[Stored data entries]
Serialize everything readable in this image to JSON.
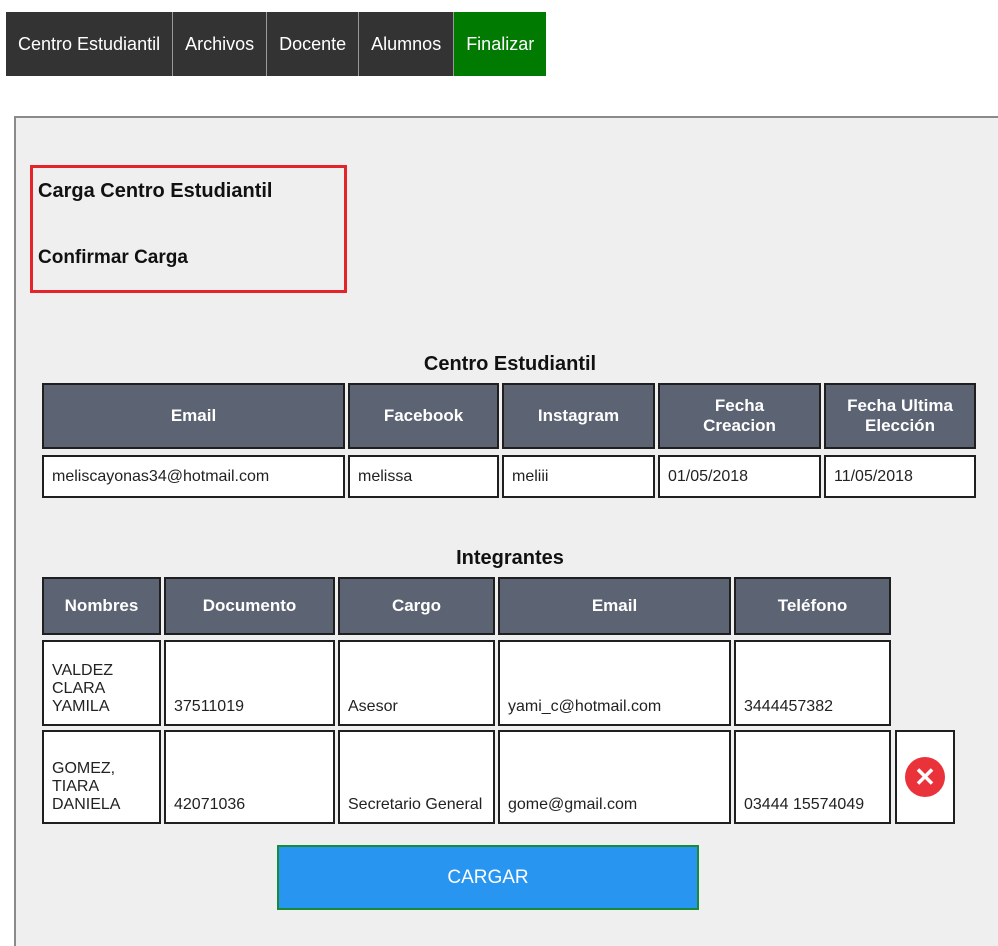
{
  "tabs": [
    {
      "label": "Centro Estudiantil"
    },
    {
      "label": "Archivos"
    },
    {
      "label": "Docente"
    },
    {
      "label": "Alumnos"
    },
    {
      "label": "Finalizar",
      "active": true
    }
  ],
  "panel": {
    "title": "Carga Centro Estudiantil",
    "subtitle": "Confirmar Carga"
  },
  "centro": {
    "title": "Centro Estudiantil",
    "headers": [
      "Email",
      "Facebook",
      "Instagram",
      "Fecha Creacion",
      "Fecha Ultima Elección"
    ],
    "row": [
      "meliscayonas34@hotmail.com",
      "melissa",
      "meliii",
      "01/05/2018",
      "11/05/2018"
    ]
  },
  "integrantes": {
    "title": "Integrantes",
    "headers": [
      "Nombres",
      "Documento",
      "Cargo",
      "Email",
      "Teléfono"
    ],
    "rows": [
      [
        "VALDEZ CLARA YAMILA",
        "37511019",
        "Asesor",
        "yami_c@hotmail.com",
        "3444457382"
      ],
      [
        "GOMEZ, TIARA DANIELA",
        "42071036",
        "Secretario General",
        "gome@gmail.com",
        "03444 15574049"
      ]
    ]
  },
  "actions": {
    "cargar_label": "CARGAR",
    "delete_icon": "close-circle-icon"
  },
  "colors": {
    "tab_bg": "#333333",
    "tab_active": "#007a00",
    "header_bg": "#5c6373",
    "cargar_bg": "#2896f0",
    "delete_red": "#e9323a",
    "highlight_border": "#e4232b"
  }
}
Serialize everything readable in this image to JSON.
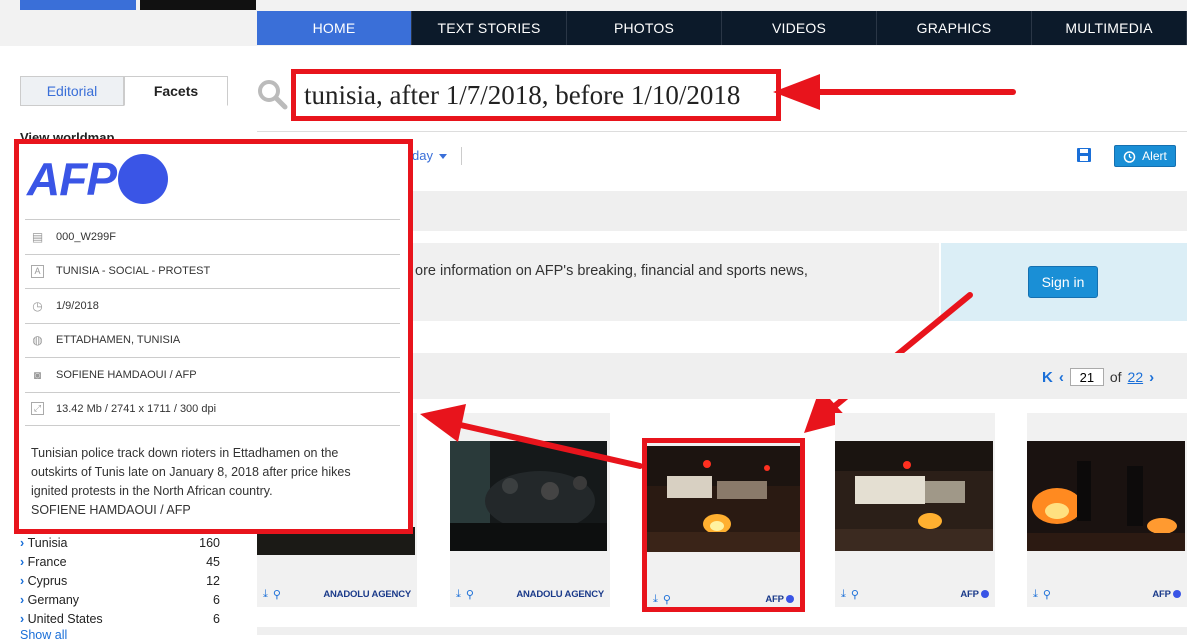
{
  "nav": {
    "tabs": [
      "HOME",
      "TEXT STORIES",
      "PHOTOS",
      "VIDEOS",
      "GRAPHICS",
      "MULTIMEDIA"
    ],
    "active": "HOME"
  },
  "sidebar": {
    "tabs": [
      "Editorial",
      "Facets"
    ],
    "active_tab": "Facets",
    "worldmap_label": "View worldmap",
    "countries": [
      {
        "name": "Tunisia",
        "count": "160"
      },
      {
        "name": "France",
        "count": "45"
      },
      {
        "name": "Cyprus",
        "count": "12"
      },
      {
        "name": "Germany",
        "count": "6"
      },
      {
        "name": "United States",
        "count": "6"
      }
    ],
    "show_all": "Show all"
  },
  "search": {
    "query": "tunisia, after 1/7/2018, before 1/10/2018"
  },
  "toolbar": {
    "sort_label": "day",
    "alert_label": "Alert"
  },
  "info": {
    "text": "ore information on AFP's breaking, financial and sports news,",
    "signin_label": "Sign in"
  },
  "pager": {
    "current": "21",
    "of_label": "of",
    "total": "22"
  },
  "cards": [
    {
      "brand": "ANADOLU AGENCY"
    },
    {
      "brand": "ANADOLU AGENCY"
    },
    {
      "brand": "AFP"
    },
    {
      "brand": "AFP"
    },
    {
      "brand": "AFP"
    }
  ],
  "popup": {
    "logo": "AFP",
    "id": "000_W299F",
    "title": "TUNISIA - SOCIAL - PROTEST",
    "date": "1/9/2018",
    "location": "ETTADHAMEN, TUNISIA",
    "credit": "SOFIENE HAMDAOUI / AFP",
    "specs": "13.42 Mb / 2741 x 1711 / 300 dpi",
    "caption": "Tunisian police track down rioters in Ettadhamen on the outskirts of Tunis late on January 8, 2018 after price hikes ignited protests in the North African country.",
    "caption_credit": "SOFIENE HAMDAOUI / AFP"
  },
  "colors": {
    "accent": "#3a6fd8",
    "highlight": "#e8141c",
    "nav_bg": "#0c1a2a",
    "afp_blue": "#3a55e6"
  }
}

» **What you will do**
Give the number of lines above that hold the word "after", and nothing more.

» **Final result**
2